[Stored records]
-=-=-

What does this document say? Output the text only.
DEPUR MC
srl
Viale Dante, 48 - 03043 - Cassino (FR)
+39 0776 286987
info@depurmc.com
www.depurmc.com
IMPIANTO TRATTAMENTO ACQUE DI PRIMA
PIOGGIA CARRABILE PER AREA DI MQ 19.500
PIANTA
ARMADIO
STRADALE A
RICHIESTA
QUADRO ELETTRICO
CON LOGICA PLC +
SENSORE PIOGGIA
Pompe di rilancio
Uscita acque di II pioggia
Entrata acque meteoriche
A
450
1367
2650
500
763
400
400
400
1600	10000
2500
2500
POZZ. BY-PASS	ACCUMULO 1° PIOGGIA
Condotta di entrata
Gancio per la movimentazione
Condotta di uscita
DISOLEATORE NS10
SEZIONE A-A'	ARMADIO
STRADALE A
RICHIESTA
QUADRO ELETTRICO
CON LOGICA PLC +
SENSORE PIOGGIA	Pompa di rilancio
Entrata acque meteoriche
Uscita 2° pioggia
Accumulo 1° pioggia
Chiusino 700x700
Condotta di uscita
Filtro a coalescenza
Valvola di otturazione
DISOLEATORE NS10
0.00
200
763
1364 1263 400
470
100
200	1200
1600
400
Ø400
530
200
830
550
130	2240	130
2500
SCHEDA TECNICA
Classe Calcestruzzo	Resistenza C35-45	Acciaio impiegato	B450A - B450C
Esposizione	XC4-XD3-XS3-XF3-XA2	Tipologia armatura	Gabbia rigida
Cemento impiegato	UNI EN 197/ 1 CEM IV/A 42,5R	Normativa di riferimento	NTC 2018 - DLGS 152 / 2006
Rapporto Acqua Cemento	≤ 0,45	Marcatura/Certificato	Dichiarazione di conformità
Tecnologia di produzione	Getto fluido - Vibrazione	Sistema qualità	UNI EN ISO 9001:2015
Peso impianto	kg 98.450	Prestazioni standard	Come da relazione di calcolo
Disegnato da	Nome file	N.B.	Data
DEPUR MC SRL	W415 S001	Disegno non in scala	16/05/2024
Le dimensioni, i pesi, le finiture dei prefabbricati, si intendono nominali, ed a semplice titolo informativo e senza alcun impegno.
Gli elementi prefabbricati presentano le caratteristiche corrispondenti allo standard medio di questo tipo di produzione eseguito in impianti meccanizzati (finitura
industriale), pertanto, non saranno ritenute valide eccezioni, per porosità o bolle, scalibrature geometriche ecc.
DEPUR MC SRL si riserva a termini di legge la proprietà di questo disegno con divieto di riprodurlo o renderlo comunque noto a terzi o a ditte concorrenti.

-=-=-

Across the preceding material, how many lines contain the word "rilancio"? State the number alone.

2